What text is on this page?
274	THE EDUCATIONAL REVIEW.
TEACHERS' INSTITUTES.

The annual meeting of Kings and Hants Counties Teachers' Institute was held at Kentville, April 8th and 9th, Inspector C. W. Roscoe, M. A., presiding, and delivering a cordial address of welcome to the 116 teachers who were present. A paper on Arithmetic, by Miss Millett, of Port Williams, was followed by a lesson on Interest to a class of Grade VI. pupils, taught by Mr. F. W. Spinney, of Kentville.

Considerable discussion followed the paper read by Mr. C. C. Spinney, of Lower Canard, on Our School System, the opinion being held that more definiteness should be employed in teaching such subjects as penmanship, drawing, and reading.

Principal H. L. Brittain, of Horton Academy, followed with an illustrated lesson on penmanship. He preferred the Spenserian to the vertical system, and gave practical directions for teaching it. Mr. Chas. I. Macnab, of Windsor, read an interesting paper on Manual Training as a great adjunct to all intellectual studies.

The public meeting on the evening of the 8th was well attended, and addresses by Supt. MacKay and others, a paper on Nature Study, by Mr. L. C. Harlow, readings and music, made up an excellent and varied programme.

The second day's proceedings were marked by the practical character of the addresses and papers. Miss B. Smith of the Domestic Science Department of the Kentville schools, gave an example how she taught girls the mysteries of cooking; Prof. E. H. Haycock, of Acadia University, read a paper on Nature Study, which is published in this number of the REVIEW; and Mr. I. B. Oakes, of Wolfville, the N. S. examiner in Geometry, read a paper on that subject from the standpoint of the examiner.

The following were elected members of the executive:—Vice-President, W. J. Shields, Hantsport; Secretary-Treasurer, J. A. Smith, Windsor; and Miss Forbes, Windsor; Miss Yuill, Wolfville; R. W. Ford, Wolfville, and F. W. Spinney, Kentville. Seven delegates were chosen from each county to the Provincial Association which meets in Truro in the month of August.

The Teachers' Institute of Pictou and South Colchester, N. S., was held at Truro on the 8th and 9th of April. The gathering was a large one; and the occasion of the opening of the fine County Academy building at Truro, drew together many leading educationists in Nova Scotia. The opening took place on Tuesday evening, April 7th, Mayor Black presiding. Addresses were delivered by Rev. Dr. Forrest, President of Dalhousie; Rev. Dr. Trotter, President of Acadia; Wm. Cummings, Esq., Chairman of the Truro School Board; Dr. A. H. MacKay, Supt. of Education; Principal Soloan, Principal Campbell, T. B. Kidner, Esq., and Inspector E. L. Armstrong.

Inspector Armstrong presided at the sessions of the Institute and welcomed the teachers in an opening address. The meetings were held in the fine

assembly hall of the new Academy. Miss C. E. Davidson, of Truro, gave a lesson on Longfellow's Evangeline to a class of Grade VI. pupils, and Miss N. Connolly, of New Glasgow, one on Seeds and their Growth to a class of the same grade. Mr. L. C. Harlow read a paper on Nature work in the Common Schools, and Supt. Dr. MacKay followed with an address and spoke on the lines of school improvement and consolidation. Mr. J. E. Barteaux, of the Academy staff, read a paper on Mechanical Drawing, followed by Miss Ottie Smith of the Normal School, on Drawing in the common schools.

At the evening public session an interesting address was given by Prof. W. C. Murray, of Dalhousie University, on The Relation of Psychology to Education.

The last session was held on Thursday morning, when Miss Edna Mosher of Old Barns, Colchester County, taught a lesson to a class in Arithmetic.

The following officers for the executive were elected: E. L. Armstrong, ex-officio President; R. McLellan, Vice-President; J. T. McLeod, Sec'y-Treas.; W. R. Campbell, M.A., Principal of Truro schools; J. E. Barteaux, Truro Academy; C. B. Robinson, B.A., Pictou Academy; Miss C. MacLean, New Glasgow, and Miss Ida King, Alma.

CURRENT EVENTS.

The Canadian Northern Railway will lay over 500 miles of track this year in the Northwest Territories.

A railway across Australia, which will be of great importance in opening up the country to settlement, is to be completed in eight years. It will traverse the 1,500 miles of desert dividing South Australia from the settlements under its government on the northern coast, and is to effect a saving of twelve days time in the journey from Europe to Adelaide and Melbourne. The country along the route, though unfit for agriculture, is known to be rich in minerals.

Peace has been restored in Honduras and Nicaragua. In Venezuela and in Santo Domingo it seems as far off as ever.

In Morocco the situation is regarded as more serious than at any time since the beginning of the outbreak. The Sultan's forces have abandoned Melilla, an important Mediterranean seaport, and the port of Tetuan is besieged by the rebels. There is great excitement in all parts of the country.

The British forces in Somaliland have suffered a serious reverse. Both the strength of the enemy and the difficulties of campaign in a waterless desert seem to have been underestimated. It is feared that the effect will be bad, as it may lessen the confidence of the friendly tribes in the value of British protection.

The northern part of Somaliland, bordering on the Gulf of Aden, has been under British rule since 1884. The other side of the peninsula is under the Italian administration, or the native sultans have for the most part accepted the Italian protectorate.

◇ ◇ ◇

INSTRUCTIONS TO FOLLOW:
Retype the listing exactly, in full.

REPLY TO THE TASK:
What text is on this page?
274	THE EDUCATIONAL REVIEW.
TEACHERS' INSTITUTES.

The annual meeting of Kings and Hants Counties Teachers' Institute was held at Kentville, April 8th and 9th, Inspector C. W. Roscoe, M. A., presiding, and delivering a cordial address of welcome to the 116 teachers who were present. A paper on Arithmetic, by Miss Millett, of Port Williams, was followed by a lesson on Interest to a class of Grade VI. pupils, taught by Mr. F. W. Spinney, of Kentville.

Considerable discussion followed the paper read by Mr. C. C. Spinney, of Lower Canard, on Our School System, the opinion being held that more definiteness should be employed in teaching such subjects as penmanship, drawing, and reading.

Principal H. L. Brittain, of Horton Academy, followed with an illustrated lesson on penmanship. He preferred the Spenserian to the vertical system, and gave practical directions for teaching it. Mr. Chas. I. Macnab, of Windsor, read an interesting paper on Manual Training as a great adjunct to all intellectual studies.

The public meeting on the evening of the 8th was well attended, and addresses by Supt. MacKay and others, a paper on Nature Study, by Mr. L. C. Harlow, readings and music, made up an excellent and varied programme.

The second day's proceedings were marked by the practical character of the addresses and papers. Miss B. Smith of the Domestic Science Department of the Kentville schools, gave an example how she taught girls the mysteries of cooking; Prof. E. H. Haycock, of Acadia University, read a paper on Nature Study, which is published in this number of the REVIEW; and Mr. I. B. Oakes, of Wolfville, the N. S. examiner in Geometry, read a paper on that subject from the standpoint of the examiner.

The following were elected members of the executive:—Vice-President, W. J. Shields, Hantsport; Secretary-Treasurer, J. A. Smith, Windsor; and Miss Forbes, Windsor; Miss Yuill, Wolfville; R. W. Ford, Wolfville, and F. W. Spinney, Kentville. Seven delegates were chosen from each county to the Provincial Association which meets in Truro in the month of August.

The Teachers' Institute of Pictou and South Colchester, N. S., was held at Truro on the 8th and 9th of April. The gathering was a large one; and the occasion of the opening of the fine County Academy building at Truro, drew together many leading educationists in Nova Scotia. The opening took place on Tuesday evening, April 7th, Mayor Black presiding. Addresses were delivered by Rev. Dr. Forrest, President of Dalhousie; Rev. Dr. Trotter, President of Acadia; Wm. Cummings, Esq., Chairman of the Truro School Board; Dr. A. H. MacKay, Supt. of Education; Principal Soloan, Principal Campbell, T. B. Kidner, Esq., and Inspector E. L. Armstrong.

Inspector Armstrong presided at the sessions of the Institute and welcomed the teachers in an opening address. The meetings were held in the fine

assembly hall of the new Academy. Miss C. E. Davidson, of Truro, gave a lesson on Longfellow's Evangeline to a class of Grade VI. pupils, and Miss N. Connolly, of New Glasgow, one on Seeds and their Growth to a class of the same grade. Mr. L. C. Harlow read a paper on Nature work in the Common Schools, and Supt. Dr. MacKay followed with an address and spoke on the lines of school improvement and consolidation. Mr. J. E. Barteaux, of the Academy staff, read a paper on Mechanical Drawing, followed by Miss Ottie Smith of the Normal School, on Drawing in the common schools.

At the evening public session an interesting address was given by Prof. W. C. Murray, of Dalhousie University, on The Relation of Psychology to Education.

The last session was held on Thursday morning, when Miss Edna Mosher of Old Barns, Colchester County, taught a lesson to a class in Arithmetic.

The following officers for the executive were elected: E. L. Armstrong, ex-officio President; R. McLellan, Vice-President; J. T. McLeod, Sec'y-Treas.; W. R. Campbell, M.A., Principal of Truro schools; J. E. Barteaux, Truro Academy; C. B. Robinson, B.A., Pictou Academy; Miss C. MacLean, New Glasgow, and Miss Ida King, Alma.

CURRENT EVENTS.

The Canadian Northern Railway will lay over 500 miles of track this year in the Northwest Territories.

A railway across Australia, which will be of great importance in opening up the country to settlement, is to be completed in eight years. It will traverse the 1,500 miles of desert dividing South Australia from the settlements under its government on the northern coast, and is to effect a saving of twelve days time in the journey from Europe to Adelaide and Melbourne. The country along the route, though unfit for agriculture, is known to be rich in minerals.

Peace has been restored in Honduras and Nicaragua. In Venezuela and in Santo Domingo it seems as far off as ever.

In Morocco the situation is regarded as more serious than at any time since the beginning of the outbreak. The Sultan's forces have abandoned Melilla, an important Mediterranean seaport, and the port of Tetuan is besieged by the rebels. There is great excitement in all parts of the country.

The British forces in Somaliland have suffered a serious reverse. Both the strength of the enemy and the difficulties of campaign in a waterless desert seem to have been underestimated. It is feared that the effect will be bad, as it may lessen the confidence of the friendly tribes in the value of British protection.

The northern part of Somaliland, bordering on the Gulf of Aden, has been under British rule since 1884. The other side of the peninsula is under the Italian administration, or the native sultans have for the most part accepted the Italian protectorate.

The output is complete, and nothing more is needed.